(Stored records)
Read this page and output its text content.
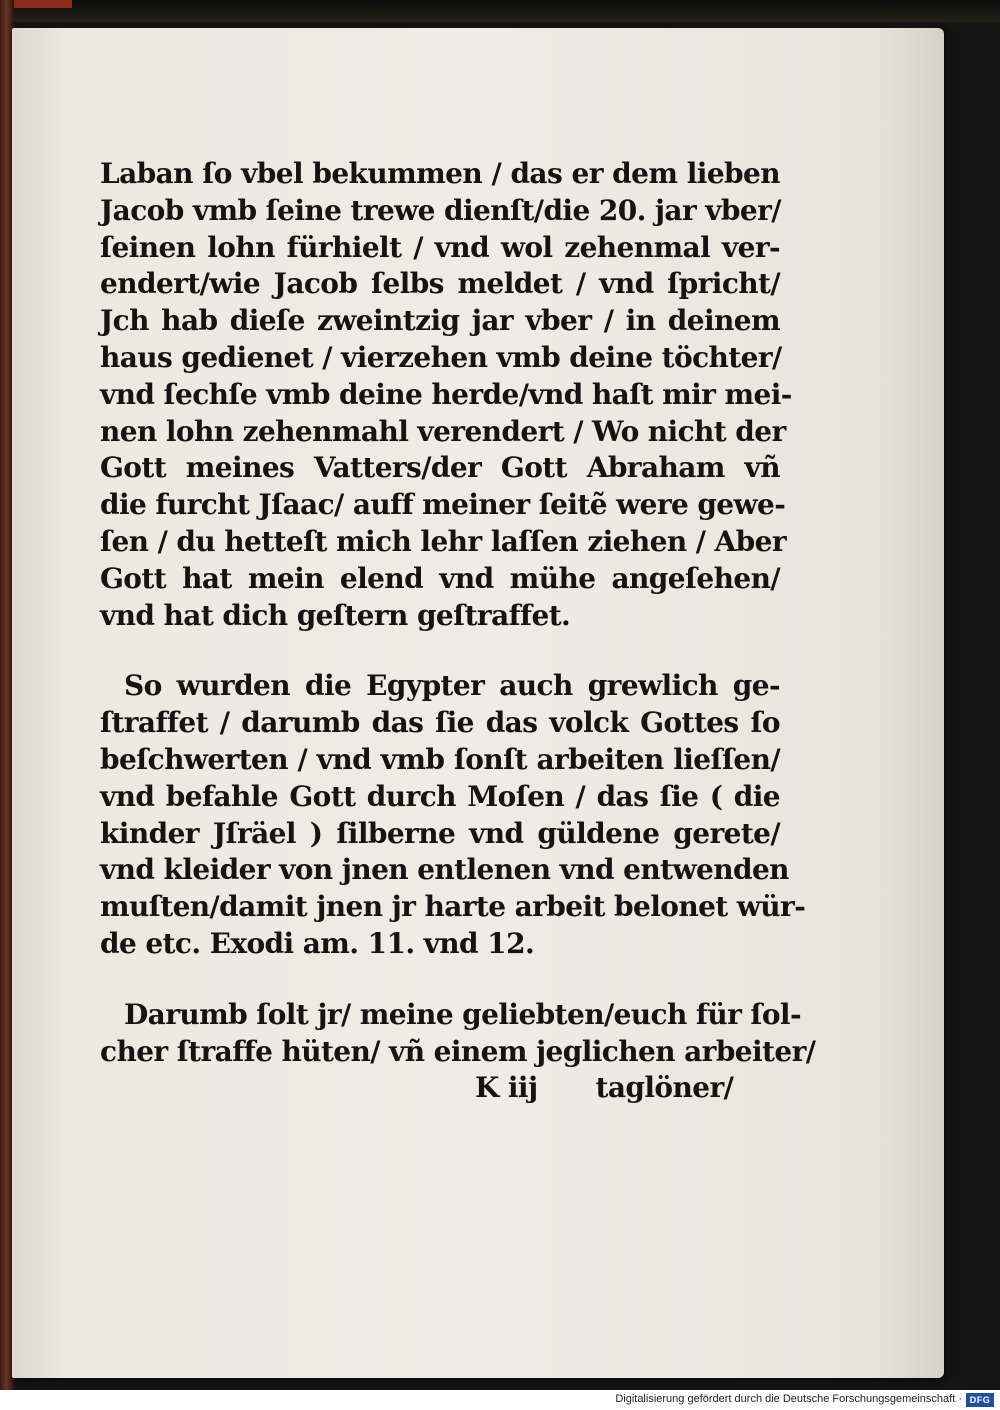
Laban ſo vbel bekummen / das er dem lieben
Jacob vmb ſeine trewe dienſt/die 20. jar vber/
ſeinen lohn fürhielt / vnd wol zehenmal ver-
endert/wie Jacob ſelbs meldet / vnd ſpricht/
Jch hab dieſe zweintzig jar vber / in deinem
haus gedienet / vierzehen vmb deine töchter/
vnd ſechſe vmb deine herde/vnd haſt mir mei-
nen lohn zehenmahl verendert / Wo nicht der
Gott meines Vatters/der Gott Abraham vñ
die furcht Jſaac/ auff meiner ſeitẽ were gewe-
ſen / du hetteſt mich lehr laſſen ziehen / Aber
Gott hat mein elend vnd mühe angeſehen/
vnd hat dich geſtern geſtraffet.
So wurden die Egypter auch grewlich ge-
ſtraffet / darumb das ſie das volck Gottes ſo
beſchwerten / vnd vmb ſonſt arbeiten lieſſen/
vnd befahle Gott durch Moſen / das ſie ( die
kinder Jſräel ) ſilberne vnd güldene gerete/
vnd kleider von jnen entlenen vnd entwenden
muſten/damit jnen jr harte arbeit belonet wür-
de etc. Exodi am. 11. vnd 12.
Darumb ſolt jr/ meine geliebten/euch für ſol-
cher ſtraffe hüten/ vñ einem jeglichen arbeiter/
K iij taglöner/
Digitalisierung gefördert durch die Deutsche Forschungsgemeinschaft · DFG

> _Written request_
Copy the whole listing above word for word but do not carry over the pictures.

> _Final answer_
Read this page and output its text content.
Laban ſo vbel bekummen / das er dem lieben
Jacob vmb ſeine trewe dienſt/die 20. jar vber/
ſeinen lohn fürhielt / vnd wol zehenmal ver-
endert/wie Jacob ſelbs meldet / vnd ſpricht/
Jch hab dieſe zweintzig jar vber / in deinem
haus gedienet / vierzehen vmb deine töchter/
vnd ſechſe vmb deine herde/vnd haſt mir mei-
nen lohn zehenmahl verendert / Wo nicht der
Gott meines Vatters/der Gott Abraham vñ
die furcht Jſaac/ auff meiner ſeitẽ were gewe-
ſen / du hetteſt mich lehr laſſen ziehen / Aber
Gott hat mein elend vnd mühe angeſehen/
vnd hat dich geſtern geſtraffet.
So wurden die Egypter auch grewlich ge-
ſtraffet / darumb das ſie das volck Gottes ſo
beſchwerten / vnd vmb ſonſt arbeiten lieſſen/
vnd befahle Gott durch Moſen / das ſie ( die
kinder Jſräel ) ſilberne vnd güldene gerete/
vnd kleider von jnen entlenen vnd entwenden
muſten/damit jnen jr harte arbeit belonet wür-
de etc. Exodi am. 11. vnd 12.
Darumb ſolt jr/ meine geliebten/euch für ſol-
cher ſtraffe hüten/ vñ einem jeglichen arbeiter/
K iij taglöner/
Digitalisierung gefördert durch die Deutsche Forschungsgemeinschaft · DFG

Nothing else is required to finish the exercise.